TO BE DONE
Skip the pictures. Transcribe the rest of the data below without changing a word.

DATASET EXTRACT
%%

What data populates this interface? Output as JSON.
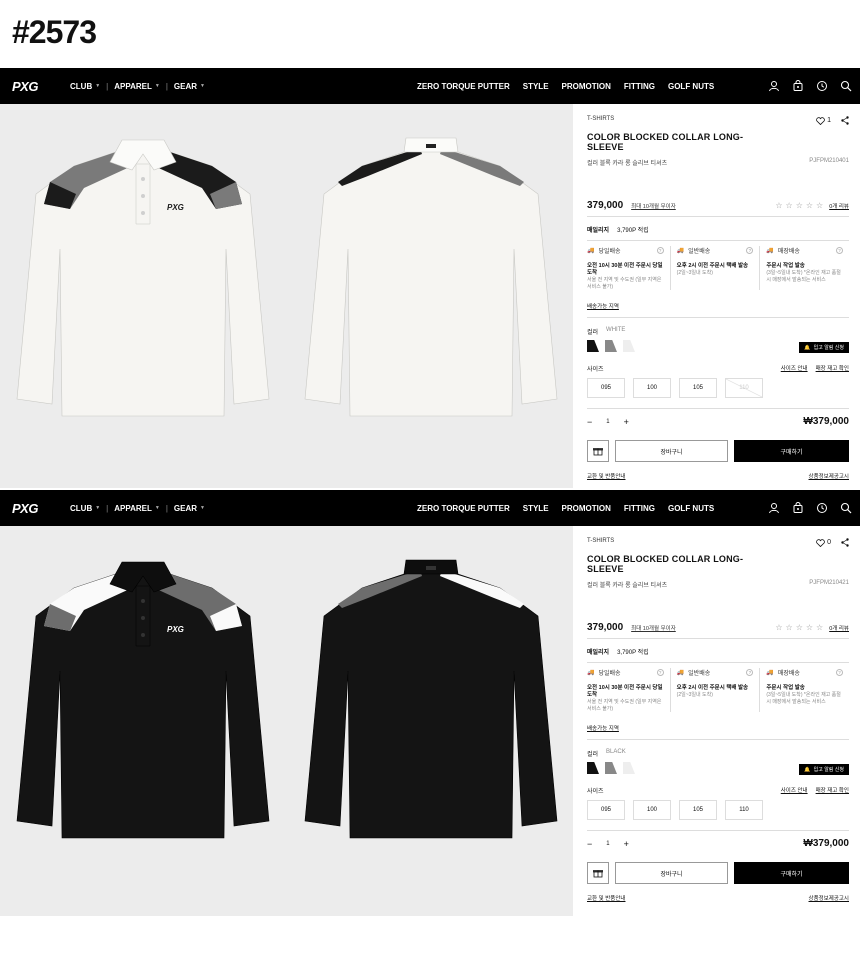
{
  "page_id": "#2573",
  "nav": {
    "logo": "PXG",
    "left_items": [
      {
        "label": "CLUB"
      },
      {
        "label": "APPAREL"
      },
      {
        "label": "GEAR"
      }
    ],
    "right_items": [
      "ZERO TORQUE PUTTER",
      "STYLE",
      "PROMOTION",
      "FITTING",
      "GOLF NUTS"
    ],
    "icons": [
      "user-icon",
      "bag-icon",
      "history-icon",
      "search-icon"
    ]
  },
  "products": [
    {
      "variant": "white",
      "category": "T-SHIRTS",
      "wish_count": "1",
      "title": "COLOR BLOCKED COLLAR LONG-SLEEVE",
      "subtitle": "컬러 블록 카라 롱 슬리브 티셔츠",
      "sku": "PJFPM210401",
      "price": "379,000",
      "installment": "최대 10개월 무이자",
      "review_count": "0개 리뷰",
      "points_label": "매일리지",
      "points_value": "3,790P 적립",
      "delivery": [
        {
          "title": "당일배송",
          "bold": "오전 10시 30분 이전 주문시 당일도착",
          "small": "서울 전 지역 및 수도권 (일부 지역은 서비스 불가)"
        },
        {
          "title": "일반배송",
          "bold": "오후 2시 이전 주문시 택배 발송",
          "small": "(2일~3일내 도착)"
        },
        {
          "title": "매장배송",
          "bold": "주문시 작업 발송",
          "small": "(3일~5일내 도착) *온라인 재고 품절시 매장에서 발송되는 서비스"
        }
      ],
      "delivery_link": "배송가능 지역",
      "color_label": "컬러",
      "color_value": "WHITE",
      "swatches": [
        "#111111",
        "#888888",
        "#eeeeee"
      ],
      "restock": "입고 알림 신청",
      "size_label": "사이즈",
      "size_links": [
        "사이즈 안내",
        "매장 재고 확인"
      ],
      "sizes": [
        {
          "label": "095",
          "disabled": false
        },
        {
          "label": "100",
          "disabled": false
        },
        {
          "label": "105",
          "disabled": false
        },
        {
          "label": "110",
          "disabled": true
        }
      ],
      "qty_minus": "−",
      "qty": "1",
      "qty_plus": "+",
      "total": "₩379,000",
      "cart_label": "장바구니",
      "buy_label": "구매하기",
      "foot_left": "교환 및 반품안내",
      "foot_right": "상품정보제공고시"
    },
    {
      "variant": "black",
      "category": "T-SHIRTS",
      "wish_count": "0",
      "title": "COLOR BLOCKED COLLAR LONG-SLEEVE",
      "subtitle": "컬러 블록 카라 롱 슬리브 티셔츠",
      "sku": "PJFPM210421",
      "price": "379,000",
      "installment": "최대 10개월 무이자",
      "review_count": "0개 리뷰",
      "points_label": "매일리지",
      "points_value": "3,790P 적립",
      "delivery": [
        {
          "title": "당일배송",
          "bold": "오전 10시 30분 이전 주문시 당일도착",
          "small": "서울 전 지역 및 수도권 (일부 지역은 서비스 불가)"
        },
        {
          "title": "일반배송",
          "bold": "오후 2시 이전 주문시 택배 발송",
          "small": "(2일~3일내 도착)"
        },
        {
          "title": "매장배송",
          "bold": "주문시 작업 발송",
          "small": "(3일~5일내 도착) *온라인 재고 품절시 매장에서 발송되는 서비스"
        }
      ],
      "delivery_link": "배송가능 지역",
      "color_label": "컬러",
      "color_value": "BLACK",
      "swatches": [
        "#111111",
        "#888888",
        "#eeeeee"
      ],
      "restock": "입고 알림 신청",
      "size_label": "사이즈",
      "size_links": [
        "사이즈 안내",
        "매장 재고 확인"
      ],
      "sizes": [
        {
          "label": "095",
          "disabled": false
        },
        {
          "label": "100",
          "disabled": false
        },
        {
          "label": "105",
          "disabled": false
        },
        {
          "label": "110",
          "disabled": false
        }
      ],
      "qty_minus": "−",
      "qty": "1",
      "qty_plus": "+",
      "total": "₩379,000",
      "cart_label": "장바구니",
      "buy_label": "구매하기",
      "foot_left": "교환 및 반품안내",
      "foot_right": "상품정보제공고시"
    }
  ]
}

%%

WRITTEN RESPONSE
What data populates this interface? Output as JSON.
{
  "page_id": "#2573",
  "nav": {
    "logo": "PXG",
    "left_items": [
      {
        "label": "CLUB"
      },
      {
        "label": "APPAREL"
      },
      {
        "label": "GEAR"
      }
    ],
    "right_items": [
      "ZERO TORQUE PUTTER",
      "STYLE",
      "PROMOTION",
      "FITTING",
      "GOLF NUTS"
    ],
    "icons": [
      "user-icon",
      "bag-icon",
      "history-icon",
      "search-icon"
    ]
  },
  "products": [
    {
      "variant": "white",
      "category": "T-SHIRTS",
      "wish_count": "1",
      "title": "COLOR BLOCKED COLLAR LONG-SLEEVE",
      "subtitle": "컬러 블록 카라 롱 슬리브 티셔츠",
      "sku": "PJFPM210401",
      "price": "379,000",
      "installment": "최대 10개월 무이자",
      "review_count": "0개 리뷰",
      "points_label": "매일리지",
      "points_value": "3,790P 적립",
      "delivery": [
        {
          "title": "당일배송",
          "bold": "오전 10시 30분 이전 주문시 당일도착",
          "small": "서울 전 지역 및 수도권 (일부 지역은 서비스 불가)"
        },
        {
          "title": "일반배송",
          "bold": "오후 2시 이전 주문시 택배 발송",
          "small": "(2일~3일내 도착)"
        },
        {
          "title": "매장배송",
          "bold": "주문시 작업 발송",
          "small": "(3일~5일내 도착) *온라인 재고 품절시 매장에서 발송되는 서비스"
        }
      ],
      "delivery_link": "배송가능 지역",
      "color_label": "컬러",
      "color_value": "WHITE",
      "swatches": [
        "#111111",
        "#888888",
        "#eeeeee"
      ],
      "restock": "입고 알림 신청",
      "size_label": "사이즈",
      "size_links": [
        "사이즈 안내",
        "매장 재고 확인"
      ],
      "sizes": [
        {
          "label": "095",
          "disabled": false
        },
        {
          "label": "100",
          "disabled": false
        },
        {
          "label": "105",
          "disabled": false
        },
        {
          "label": "110",
          "disabled": true
        }
      ],
      "qty_minus": "−",
      "qty": "1",
      "qty_plus": "+",
      "total": "₩379,000",
      "cart_label": "장바구니",
      "buy_label": "구매하기",
      "foot_left": "교환 및 반품안내",
      "foot_right": "상품정보제공고시"
    },
    {
      "variant": "black",
      "category": "T-SHIRTS",
      "wish_count": "0",
      "title": "COLOR BLOCKED COLLAR LONG-SLEEVE",
      "subtitle": "컬러 블록 카라 롱 슬리브 티셔츠",
      "sku": "PJFPM210421",
      "price": "379,000",
      "installment": "최대 10개월 무이자",
      "review_count": "0개 리뷰",
      "points_label": "매일리지",
      "points_value": "3,790P 적립",
      "delivery": [
        {
          "title": "당일배송",
          "bold": "오전 10시 30분 이전 주문시 당일도착",
          "small": "서울 전 지역 및 수도권 (일부 지역은 서비스 불가)"
        },
        {
          "title": "일반배송",
          "bold": "오후 2시 이전 주문시 택배 발송",
          "small": "(2일~3일내 도착)"
        },
        {
          "title": "매장배송",
          "bold": "주문시 작업 발송",
          "small": "(3일~5일내 도착) *온라인 재고 품절시 매장에서 발송되는 서비스"
        }
      ],
      "delivery_link": "배송가능 지역",
      "color_label": "컬러",
      "color_value": "BLACK",
      "swatches": [
        "#111111",
        "#888888",
        "#eeeeee"
      ],
      "restock": "입고 알림 신청",
      "size_label": "사이즈",
      "size_links": [
        "사이즈 안내",
        "매장 재고 확인"
      ],
      "sizes": [
        {
          "label": "095",
          "disabled": false
        },
        {
          "label": "100",
          "disabled": false
        },
        {
          "label": "105",
          "disabled": false
        },
        {
          "label": "110",
          "disabled": false
        }
      ],
      "qty_minus": "−",
      "qty": "1",
      "qty_plus": "+",
      "total": "₩379,000",
      "cart_label": "장바구니",
      "buy_label": "구매하기",
      "foot_left": "교환 및 반품안내",
      "foot_right": "상품정보제공고시"
    }
  ]
}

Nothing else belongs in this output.